Write out each line of the material again, word for word.
# start of Record extracts
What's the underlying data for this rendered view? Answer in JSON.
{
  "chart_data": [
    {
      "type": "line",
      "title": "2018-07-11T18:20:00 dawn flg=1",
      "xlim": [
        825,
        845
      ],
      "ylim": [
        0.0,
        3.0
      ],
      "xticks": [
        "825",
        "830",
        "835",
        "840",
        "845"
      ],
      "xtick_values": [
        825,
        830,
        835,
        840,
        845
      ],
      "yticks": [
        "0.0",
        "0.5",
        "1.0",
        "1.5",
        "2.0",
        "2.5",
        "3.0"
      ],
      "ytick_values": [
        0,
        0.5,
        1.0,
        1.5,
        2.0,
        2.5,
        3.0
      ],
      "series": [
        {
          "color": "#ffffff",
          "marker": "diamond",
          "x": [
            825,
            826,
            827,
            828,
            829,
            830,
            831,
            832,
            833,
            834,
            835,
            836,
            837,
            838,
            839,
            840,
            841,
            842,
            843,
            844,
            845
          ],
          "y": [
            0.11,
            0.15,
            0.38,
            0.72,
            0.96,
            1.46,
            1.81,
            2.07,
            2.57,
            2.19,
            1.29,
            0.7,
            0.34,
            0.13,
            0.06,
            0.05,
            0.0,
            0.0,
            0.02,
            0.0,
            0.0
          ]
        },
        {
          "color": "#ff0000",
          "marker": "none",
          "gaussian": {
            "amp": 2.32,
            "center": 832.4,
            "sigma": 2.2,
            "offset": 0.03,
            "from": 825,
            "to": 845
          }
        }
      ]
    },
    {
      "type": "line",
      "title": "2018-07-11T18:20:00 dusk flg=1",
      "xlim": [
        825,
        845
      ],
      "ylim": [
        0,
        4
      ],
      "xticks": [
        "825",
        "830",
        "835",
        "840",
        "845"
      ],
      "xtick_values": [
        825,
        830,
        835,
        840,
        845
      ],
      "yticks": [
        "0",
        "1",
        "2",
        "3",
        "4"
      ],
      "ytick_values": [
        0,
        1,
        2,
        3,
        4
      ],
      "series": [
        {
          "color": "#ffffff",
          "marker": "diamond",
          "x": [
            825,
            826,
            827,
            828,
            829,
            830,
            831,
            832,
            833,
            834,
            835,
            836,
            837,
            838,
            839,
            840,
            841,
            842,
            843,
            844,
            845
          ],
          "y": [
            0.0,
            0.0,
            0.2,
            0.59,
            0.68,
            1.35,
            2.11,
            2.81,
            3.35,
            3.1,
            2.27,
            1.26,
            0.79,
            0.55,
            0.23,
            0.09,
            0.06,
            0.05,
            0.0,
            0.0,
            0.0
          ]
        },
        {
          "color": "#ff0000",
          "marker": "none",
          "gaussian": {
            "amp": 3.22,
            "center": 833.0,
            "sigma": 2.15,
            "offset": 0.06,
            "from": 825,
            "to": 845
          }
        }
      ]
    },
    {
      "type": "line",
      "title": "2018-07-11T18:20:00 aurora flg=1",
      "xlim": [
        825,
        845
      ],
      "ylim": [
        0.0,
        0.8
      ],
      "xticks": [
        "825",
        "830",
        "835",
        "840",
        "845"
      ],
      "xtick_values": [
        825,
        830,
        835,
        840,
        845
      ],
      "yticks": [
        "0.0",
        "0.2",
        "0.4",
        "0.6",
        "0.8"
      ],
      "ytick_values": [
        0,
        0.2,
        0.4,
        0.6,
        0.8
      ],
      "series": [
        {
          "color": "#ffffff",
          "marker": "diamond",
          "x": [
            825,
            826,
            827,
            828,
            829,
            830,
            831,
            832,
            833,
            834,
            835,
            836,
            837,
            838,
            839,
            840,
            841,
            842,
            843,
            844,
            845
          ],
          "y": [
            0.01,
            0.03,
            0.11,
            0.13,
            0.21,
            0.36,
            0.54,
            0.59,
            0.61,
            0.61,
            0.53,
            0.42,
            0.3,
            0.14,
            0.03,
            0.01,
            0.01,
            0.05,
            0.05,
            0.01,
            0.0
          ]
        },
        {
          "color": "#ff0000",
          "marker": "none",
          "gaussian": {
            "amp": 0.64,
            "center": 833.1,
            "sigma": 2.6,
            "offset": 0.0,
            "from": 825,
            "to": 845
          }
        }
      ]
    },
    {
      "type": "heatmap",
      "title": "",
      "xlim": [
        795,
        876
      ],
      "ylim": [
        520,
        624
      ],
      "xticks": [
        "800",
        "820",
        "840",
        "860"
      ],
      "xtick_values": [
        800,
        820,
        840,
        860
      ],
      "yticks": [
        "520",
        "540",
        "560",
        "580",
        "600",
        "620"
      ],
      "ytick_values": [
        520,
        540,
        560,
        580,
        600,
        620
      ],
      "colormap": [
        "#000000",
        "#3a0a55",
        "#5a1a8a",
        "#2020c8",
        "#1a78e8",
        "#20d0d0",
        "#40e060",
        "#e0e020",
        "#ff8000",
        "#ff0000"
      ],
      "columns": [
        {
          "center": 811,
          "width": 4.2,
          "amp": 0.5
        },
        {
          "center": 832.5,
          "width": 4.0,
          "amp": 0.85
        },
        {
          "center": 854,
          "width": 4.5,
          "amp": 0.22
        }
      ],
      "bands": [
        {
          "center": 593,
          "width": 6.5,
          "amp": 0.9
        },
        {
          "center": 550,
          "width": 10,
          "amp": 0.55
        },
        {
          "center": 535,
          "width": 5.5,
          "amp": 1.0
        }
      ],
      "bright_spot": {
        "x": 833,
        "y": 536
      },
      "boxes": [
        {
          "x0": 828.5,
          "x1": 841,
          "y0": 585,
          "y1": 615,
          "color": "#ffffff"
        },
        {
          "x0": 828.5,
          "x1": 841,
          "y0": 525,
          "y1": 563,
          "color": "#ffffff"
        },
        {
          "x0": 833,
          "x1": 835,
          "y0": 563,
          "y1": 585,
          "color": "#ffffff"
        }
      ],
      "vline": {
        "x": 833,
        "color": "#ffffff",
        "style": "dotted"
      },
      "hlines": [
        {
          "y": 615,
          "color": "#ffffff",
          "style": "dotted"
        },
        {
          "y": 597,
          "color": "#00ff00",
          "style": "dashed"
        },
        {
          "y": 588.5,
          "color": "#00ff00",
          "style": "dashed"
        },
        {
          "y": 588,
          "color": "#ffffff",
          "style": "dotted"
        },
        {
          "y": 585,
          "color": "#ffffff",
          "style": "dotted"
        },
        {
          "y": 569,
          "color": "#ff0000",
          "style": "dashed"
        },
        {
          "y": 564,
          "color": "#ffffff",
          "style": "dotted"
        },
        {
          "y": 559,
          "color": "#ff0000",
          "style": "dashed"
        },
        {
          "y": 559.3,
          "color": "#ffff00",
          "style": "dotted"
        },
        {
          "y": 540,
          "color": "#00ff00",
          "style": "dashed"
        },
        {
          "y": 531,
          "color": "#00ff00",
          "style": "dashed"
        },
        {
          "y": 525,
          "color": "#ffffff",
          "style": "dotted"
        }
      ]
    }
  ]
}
# end of Record extracts
* Solution to this exercise *
What's the underlying data for this rendered view? Answer in JSON.
{
  "chart_data": [
    {
      "type": "line",
      "title": "2018-07-11T18:20:00 dawn flg=1",
      "xlim": [
        825,
        845
      ],
      "ylim": [
        0.0,
        3.0
      ],
      "xticks": [
        "825",
        "830",
        "835",
        "840",
        "845"
      ],
      "xtick_values": [
        825,
        830,
        835,
        840,
        845
      ],
      "yticks": [
        "0.0",
        "0.5",
        "1.0",
        "1.5",
        "2.0",
        "2.5",
        "3.0"
      ],
      "ytick_values": [
        0,
        0.5,
        1.0,
        1.5,
        2.0,
        2.5,
        3.0
      ],
      "series": [
        {
          "color": "#ffffff",
          "marker": "diamond",
          "x": [
            825,
            826,
            827,
            828,
            829,
            830,
            831,
            832,
            833,
            834,
            835,
            836,
            837,
            838,
            839,
            840,
            841,
            842,
            843,
            844,
            845
          ],
          "y": [
            0.11,
            0.15,
            0.38,
            0.72,
            0.96,
            1.46,
            1.81,
            2.07,
            2.57,
            2.19,
            1.29,
            0.7,
            0.34,
            0.13,
            0.06,
            0.05,
            0.0,
            0.0,
            0.02,
            0.0,
            0.0
          ]
        },
        {
          "color": "#ff0000",
          "marker": "none",
          "gaussian": {
            "amp": 2.32,
            "center": 832.4,
            "sigma": 2.2,
            "offset": 0.03,
            "from": 825,
            "to": 845
          }
        }
      ]
    },
    {
      "type": "line",
      "title": "2018-07-11T18:20:00 dusk flg=1",
      "xlim": [
        825,
        845
      ],
      "ylim": [
        0,
        4
      ],
      "xticks": [
        "825",
        "830",
        "835",
        "840",
        "845"
      ],
      "xtick_values": [
        825,
        830,
        835,
        840,
        845
      ],
      "yticks": [
        "0",
        "1",
        "2",
        "3",
        "4"
      ],
      "ytick_values": [
        0,
        1,
        2,
        3,
        4
      ],
      "series": [
        {
          "color": "#ffffff",
          "marker": "diamond",
          "x": [
            825,
            826,
            827,
            828,
            829,
            830,
            831,
            832,
            833,
            834,
            835,
            836,
            837,
            838,
            839,
            840,
            841,
            842,
            843,
            844,
            845
          ],
          "y": [
            0.0,
            0.0,
            0.2,
            0.59,
            0.68,
            1.35,
            2.11,
            2.81,
            3.35,
            3.1,
            2.27,
            1.26,
            0.79,
            0.55,
            0.23,
            0.09,
            0.06,
            0.05,
            0.0,
            0.0,
            0.0
          ]
        },
        {
          "color": "#ff0000",
          "marker": "none",
          "gaussian": {
            "amp": 3.22,
            "center": 833.0,
            "sigma": 2.15,
            "offset": 0.06,
            "from": 825,
            "to": 845
          }
        }
      ]
    },
    {
      "type": "line",
      "title": "2018-07-11T18:20:00 aurora flg=1",
      "xlim": [
        825,
        845
      ],
      "ylim": [
        0.0,
        0.8
      ],
      "xticks": [
        "825",
        "830",
        "835",
        "840",
        "845"
      ],
      "xtick_values": [
        825,
        830,
        835,
        840,
        845
      ],
      "yticks": [
        "0.0",
        "0.2",
        "0.4",
        "0.6",
        "0.8"
      ],
      "ytick_values": [
        0,
        0.2,
        0.4,
        0.6,
        0.8
      ],
      "series": [
        {
          "color": "#ffffff",
          "marker": "diamond",
          "x": [
            825,
            826,
            827,
            828,
            829,
            830,
            831,
            832,
            833,
            834,
            835,
            836,
            837,
            838,
            839,
            840,
            841,
            842,
            843,
            844,
            845
          ],
          "y": [
            0.01,
            0.03,
            0.11,
            0.13,
            0.21,
            0.36,
            0.54,
            0.59,
            0.61,
            0.61,
            0.53,
            0.42,
            0.3,
            0.14,
            0.03,
            0.01,
            0.01,
            0.05,
            0.05,
            0.01,
            0.0
          ]
        },
        {
          "color": "#ff0000",
          "marker": "none",
          "gaussian": {
            "amp": 0.64,
            "center": 833.1,
            "sigma": 2.6,
            "offset": 0.0,
            "from": 825,
            "to": 845
          }
        }
      ]
    },
    {
      "type": "heatmap",
      "title": "",
      "xlim": [
        795,
        876
      ],
      "ylim": [
        520,
        624
      ],
      "xticks": [
        "800",
        "820",
        "840",
        "860"
      ],
      "xtick_values": [
        800,
        820,
        840,
        860
      ],
      "yticks": [
        "520",
        "540",
        "560",
        "580",
        "600",
        "620"
      ],
      "ytick_values": [
        520,
        540,
        560,
        580,
        600,
        620
      ],
      "colormap": [
        "#000000",
        "#3a0a55",
        "#5a1a8a",
        "#2020c8",
        "#1a78e8",
        "#20d0d0",
        "#40e060",
        "#e0e020",
        "#ff8000",
        "#ff0000"
      ],
      "columns": [
        {
          "center": 811,
          "width": 4.2,
          "amp": 0.5
        },
        {
          "center": 832.5,
          "width": 4.0,
          "amp": 0.85
        },
        {
          "center": 854,
          "width": 4.5,
          "amp": 0.22
        }
      ],
      "bands": [
        {
          "center": 593,
          "width": 6.5,
          "amp": 0.9
        },
        {
          "center": 550,
          "width": 10,
          "amp": 0.55
        },
        {
          "center": 535,
          "width": 5.5,
          "amp": 1.0
        }
      ],
      "bright_spot": {
        "x": 833,
        "y": 536
      },
      "boxes": [
        {
          "x0": 828.5,
          "x1": 841,
          "y0": 585,
          "y1": 615,
          "color": "#ffffff"
        },
        {
          "x0": 828.5,
          "x1": 841,
          "y0": 525,
          "y1": 563,
          "color": "#ffffff"
        },
        {
          "x0": 833,
          "x1": 835,
          "y0": 563,
          "y1": 585,
          "color": "#ffffff"
        }
      ],
      "vline": {
        "x": 833,
        "color": "#ffffff",
        "style": "dotted"
      },
      "hlines": [
        {
          "y": 615,
          "color": "#ffffff",
          "style": "dotted"
        },
        {
          "y": 597,
          "color": "#00ff00",
          "style": "dashed"
        },
        {
          "y": 588.5,
          "color": "#00ff00",
          "style": "dashed"
        },
        {
          "y": 588,
          "color": "#ffffff",
          "style": "dotted"
        },
        {
          "y": 585,
          "color": "#ffffff",
          "style": "dotted"
        },
        {
          "y": 569,
          "color": "#ff0000",
          "style": "dashed"
        },
        {
          "y": 564,
          "color": "#ffffff",
          "style": "dotted"
        },
        {
          "y": 559,
          "color": "#ff0000",
          "style": "dashed"
        },
        {
          "y": 559.3,
          "color": "#ffff00",
          "style": "dotted"
        },
        {
          "y": 540,
          "color": "#00ff00",
          "style": "dashed"
        },
        {
          "y": 531,
          "color": "#00ff00",
          "style": "dashed"
        },
        {
          "y": 525,
          "color": "#ffffff",
          "style": "dotted"
        }
      ]
    }
  ]
}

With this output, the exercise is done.